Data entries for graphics
-------------------------

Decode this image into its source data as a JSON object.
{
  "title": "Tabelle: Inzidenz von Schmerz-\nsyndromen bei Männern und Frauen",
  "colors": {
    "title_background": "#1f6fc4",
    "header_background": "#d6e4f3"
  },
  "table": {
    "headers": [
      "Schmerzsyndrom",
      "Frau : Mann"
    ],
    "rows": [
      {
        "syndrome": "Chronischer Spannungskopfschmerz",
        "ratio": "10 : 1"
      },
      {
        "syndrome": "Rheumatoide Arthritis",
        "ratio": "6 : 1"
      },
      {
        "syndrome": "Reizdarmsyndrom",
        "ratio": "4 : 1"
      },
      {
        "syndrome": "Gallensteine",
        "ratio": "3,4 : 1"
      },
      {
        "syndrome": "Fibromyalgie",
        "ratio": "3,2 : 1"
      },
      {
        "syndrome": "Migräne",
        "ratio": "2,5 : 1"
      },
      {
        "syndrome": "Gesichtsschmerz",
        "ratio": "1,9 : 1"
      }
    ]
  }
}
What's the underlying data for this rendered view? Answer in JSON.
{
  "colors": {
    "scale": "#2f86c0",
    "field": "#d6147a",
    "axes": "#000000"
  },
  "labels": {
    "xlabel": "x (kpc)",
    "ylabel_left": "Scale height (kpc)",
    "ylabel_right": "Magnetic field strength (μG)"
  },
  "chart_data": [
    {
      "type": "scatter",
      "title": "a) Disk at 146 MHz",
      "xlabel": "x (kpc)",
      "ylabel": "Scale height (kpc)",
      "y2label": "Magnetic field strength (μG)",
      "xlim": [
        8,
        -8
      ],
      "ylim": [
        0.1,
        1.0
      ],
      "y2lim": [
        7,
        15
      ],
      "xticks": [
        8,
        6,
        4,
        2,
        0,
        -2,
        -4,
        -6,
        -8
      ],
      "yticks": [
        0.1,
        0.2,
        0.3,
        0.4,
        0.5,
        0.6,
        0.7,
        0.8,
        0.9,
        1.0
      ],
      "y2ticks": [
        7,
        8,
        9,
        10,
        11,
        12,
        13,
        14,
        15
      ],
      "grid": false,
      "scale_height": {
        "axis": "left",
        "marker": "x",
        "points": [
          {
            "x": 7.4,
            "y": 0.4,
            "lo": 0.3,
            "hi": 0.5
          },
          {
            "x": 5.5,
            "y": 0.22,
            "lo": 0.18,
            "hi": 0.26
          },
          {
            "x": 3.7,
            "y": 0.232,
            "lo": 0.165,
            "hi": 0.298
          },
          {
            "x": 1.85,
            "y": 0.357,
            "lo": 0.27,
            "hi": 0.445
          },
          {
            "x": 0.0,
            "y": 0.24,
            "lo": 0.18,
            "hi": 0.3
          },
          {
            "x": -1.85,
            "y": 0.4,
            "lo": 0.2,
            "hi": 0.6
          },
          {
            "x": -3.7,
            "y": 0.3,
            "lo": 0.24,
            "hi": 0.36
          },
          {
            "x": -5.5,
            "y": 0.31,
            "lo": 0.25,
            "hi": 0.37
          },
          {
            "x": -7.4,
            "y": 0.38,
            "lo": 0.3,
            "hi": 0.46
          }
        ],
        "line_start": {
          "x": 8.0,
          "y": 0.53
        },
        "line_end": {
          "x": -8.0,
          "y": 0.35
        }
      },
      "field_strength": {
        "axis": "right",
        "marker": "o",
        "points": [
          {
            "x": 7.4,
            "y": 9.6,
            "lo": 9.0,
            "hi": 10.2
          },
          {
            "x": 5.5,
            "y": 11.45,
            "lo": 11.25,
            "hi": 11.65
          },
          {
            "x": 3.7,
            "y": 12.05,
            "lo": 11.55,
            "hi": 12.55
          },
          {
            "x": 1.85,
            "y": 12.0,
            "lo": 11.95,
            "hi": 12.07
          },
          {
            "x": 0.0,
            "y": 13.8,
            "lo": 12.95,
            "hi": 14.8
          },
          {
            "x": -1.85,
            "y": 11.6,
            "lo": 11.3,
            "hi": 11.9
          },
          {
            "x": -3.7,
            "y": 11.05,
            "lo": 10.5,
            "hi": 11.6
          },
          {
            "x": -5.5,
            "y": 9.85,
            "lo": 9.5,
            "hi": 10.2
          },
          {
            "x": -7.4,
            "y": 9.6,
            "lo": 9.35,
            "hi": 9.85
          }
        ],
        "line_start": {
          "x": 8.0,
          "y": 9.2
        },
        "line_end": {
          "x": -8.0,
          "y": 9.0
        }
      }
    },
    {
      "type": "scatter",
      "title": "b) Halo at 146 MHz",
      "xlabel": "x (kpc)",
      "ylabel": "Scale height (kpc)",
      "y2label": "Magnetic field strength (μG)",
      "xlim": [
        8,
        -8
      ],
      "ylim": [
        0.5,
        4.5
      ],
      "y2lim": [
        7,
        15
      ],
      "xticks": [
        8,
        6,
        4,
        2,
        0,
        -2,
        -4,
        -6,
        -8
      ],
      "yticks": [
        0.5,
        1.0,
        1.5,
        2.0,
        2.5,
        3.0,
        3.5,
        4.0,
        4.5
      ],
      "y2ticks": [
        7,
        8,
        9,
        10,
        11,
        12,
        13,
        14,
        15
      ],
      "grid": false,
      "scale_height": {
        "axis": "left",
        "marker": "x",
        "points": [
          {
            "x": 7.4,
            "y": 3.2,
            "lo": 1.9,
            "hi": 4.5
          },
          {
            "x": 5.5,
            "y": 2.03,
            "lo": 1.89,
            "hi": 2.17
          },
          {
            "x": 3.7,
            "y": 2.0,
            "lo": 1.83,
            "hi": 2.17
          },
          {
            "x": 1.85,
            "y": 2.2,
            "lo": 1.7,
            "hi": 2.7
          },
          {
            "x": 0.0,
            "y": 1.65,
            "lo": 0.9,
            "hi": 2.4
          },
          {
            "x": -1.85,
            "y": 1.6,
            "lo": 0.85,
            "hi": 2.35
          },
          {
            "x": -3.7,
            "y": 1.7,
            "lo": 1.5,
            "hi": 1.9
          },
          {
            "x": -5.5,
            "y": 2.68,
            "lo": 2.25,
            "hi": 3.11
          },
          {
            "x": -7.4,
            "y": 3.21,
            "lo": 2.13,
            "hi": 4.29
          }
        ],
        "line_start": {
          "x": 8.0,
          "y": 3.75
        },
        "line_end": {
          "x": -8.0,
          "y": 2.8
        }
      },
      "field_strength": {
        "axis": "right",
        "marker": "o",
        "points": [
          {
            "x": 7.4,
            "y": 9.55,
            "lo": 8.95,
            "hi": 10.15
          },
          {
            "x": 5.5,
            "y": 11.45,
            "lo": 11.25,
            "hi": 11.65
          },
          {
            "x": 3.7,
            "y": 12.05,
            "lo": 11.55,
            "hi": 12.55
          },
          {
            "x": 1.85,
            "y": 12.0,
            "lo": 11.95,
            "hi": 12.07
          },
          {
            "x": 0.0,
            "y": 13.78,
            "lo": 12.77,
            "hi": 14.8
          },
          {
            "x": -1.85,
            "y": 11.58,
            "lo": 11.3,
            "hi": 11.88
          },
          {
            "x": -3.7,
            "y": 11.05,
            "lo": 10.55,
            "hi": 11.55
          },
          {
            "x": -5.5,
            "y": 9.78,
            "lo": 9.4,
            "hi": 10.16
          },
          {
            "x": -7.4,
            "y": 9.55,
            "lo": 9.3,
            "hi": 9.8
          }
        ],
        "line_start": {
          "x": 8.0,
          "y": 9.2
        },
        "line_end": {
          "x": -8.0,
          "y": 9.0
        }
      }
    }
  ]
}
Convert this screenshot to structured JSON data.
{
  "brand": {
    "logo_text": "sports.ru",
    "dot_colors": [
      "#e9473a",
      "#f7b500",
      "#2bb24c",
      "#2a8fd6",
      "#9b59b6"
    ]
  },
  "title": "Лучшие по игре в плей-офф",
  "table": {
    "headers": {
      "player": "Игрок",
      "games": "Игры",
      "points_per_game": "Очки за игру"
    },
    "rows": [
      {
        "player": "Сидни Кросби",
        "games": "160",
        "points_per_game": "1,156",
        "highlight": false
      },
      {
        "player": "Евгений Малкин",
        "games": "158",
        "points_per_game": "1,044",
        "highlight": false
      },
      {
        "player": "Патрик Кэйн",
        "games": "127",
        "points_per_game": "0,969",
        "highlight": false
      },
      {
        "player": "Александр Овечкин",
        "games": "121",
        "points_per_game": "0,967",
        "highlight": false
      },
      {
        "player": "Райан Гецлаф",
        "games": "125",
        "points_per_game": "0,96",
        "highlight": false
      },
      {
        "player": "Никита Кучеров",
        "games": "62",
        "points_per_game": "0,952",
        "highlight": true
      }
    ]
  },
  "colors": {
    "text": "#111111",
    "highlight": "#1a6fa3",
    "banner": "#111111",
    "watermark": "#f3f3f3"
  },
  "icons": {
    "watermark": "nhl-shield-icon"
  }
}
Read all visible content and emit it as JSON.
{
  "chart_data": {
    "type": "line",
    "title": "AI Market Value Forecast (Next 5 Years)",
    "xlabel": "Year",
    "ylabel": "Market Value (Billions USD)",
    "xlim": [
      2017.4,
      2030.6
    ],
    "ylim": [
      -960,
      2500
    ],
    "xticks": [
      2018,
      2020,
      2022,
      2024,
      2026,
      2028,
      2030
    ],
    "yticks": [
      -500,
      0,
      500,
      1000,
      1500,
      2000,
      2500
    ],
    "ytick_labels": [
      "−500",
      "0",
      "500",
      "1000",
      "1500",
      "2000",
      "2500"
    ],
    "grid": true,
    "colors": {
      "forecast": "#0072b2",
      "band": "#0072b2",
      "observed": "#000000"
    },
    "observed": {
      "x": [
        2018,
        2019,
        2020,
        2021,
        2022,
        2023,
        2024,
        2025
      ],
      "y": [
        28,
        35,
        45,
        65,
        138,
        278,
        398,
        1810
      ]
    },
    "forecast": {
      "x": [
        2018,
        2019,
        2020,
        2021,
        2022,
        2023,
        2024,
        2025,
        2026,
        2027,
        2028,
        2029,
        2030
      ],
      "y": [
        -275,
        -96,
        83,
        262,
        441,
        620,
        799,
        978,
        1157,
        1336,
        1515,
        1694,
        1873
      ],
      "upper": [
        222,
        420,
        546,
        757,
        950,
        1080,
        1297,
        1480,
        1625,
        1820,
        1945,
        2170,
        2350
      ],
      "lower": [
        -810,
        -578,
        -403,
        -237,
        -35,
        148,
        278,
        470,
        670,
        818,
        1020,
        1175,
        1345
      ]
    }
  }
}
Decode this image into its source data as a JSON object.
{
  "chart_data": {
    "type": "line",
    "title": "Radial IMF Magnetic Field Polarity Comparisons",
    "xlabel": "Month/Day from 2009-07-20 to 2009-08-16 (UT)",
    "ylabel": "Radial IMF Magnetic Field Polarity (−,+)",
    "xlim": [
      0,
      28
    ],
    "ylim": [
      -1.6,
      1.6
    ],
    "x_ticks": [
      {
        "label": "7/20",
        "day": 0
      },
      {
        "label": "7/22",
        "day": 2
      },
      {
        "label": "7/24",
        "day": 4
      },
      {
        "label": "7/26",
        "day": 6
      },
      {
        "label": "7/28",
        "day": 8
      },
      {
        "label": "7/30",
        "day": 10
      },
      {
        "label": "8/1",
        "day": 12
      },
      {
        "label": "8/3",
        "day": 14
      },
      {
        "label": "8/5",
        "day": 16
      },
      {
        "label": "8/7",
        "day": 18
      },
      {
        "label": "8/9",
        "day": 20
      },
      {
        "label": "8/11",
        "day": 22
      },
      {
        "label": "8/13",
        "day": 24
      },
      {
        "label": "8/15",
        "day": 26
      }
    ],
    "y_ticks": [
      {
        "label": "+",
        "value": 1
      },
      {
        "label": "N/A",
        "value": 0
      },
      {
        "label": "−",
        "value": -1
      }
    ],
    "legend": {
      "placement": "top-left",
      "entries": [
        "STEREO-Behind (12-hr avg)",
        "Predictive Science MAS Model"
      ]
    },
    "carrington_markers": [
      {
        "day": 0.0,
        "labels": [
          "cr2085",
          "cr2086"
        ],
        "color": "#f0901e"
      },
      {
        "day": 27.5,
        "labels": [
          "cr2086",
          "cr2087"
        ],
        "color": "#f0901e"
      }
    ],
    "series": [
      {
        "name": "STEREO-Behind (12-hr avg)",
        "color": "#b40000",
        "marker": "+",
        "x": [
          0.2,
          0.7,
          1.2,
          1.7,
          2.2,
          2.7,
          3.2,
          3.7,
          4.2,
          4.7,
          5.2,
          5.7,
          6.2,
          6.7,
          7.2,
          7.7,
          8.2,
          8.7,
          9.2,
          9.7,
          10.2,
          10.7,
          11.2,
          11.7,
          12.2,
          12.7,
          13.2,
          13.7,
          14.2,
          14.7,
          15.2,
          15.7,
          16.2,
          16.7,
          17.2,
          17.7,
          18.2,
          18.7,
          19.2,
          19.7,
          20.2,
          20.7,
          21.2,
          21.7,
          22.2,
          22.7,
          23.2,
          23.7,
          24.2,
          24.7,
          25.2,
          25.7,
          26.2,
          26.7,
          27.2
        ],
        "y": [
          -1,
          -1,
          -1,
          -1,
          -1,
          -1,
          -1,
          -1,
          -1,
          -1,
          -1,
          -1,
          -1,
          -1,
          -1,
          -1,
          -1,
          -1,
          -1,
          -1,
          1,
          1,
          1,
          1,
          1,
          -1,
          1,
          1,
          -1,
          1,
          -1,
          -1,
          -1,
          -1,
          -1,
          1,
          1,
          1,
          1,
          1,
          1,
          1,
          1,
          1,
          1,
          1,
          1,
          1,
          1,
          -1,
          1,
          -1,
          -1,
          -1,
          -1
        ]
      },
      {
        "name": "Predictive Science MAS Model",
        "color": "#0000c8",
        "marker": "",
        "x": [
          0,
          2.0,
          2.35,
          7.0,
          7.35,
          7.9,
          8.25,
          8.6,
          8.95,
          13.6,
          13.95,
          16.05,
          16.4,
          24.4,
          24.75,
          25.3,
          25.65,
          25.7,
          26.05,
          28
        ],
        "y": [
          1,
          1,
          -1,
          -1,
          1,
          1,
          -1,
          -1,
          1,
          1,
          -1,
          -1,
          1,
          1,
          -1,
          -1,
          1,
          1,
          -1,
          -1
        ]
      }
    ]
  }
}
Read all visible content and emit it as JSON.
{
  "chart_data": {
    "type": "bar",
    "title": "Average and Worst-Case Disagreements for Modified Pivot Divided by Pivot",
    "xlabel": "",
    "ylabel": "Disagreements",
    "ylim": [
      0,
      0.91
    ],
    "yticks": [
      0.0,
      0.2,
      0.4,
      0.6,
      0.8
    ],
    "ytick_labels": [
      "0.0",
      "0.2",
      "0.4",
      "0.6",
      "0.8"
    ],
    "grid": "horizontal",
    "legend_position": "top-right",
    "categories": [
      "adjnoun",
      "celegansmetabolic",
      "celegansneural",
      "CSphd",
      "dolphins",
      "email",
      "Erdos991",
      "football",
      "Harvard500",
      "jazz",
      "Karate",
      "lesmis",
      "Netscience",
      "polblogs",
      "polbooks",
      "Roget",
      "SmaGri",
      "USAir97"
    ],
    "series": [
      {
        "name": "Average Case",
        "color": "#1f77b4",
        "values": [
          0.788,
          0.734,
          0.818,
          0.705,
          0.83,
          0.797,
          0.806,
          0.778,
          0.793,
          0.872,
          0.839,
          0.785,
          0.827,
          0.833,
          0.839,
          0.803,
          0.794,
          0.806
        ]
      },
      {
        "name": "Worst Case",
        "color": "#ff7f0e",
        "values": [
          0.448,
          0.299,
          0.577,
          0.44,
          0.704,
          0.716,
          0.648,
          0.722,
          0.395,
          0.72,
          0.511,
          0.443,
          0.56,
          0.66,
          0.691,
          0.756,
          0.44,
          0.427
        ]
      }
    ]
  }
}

-------------------------

• _WHAT IS EXPECTED_:
Scan the records above for the string "name", then select every line that holds it.

• _CORRECT OUTPUT_:
        "name": "STEREO-Behind (12-hr avg)",
        "name": "Predictive Science MAS Model",
        "name": "Average Case",
        "name": "Worst Case",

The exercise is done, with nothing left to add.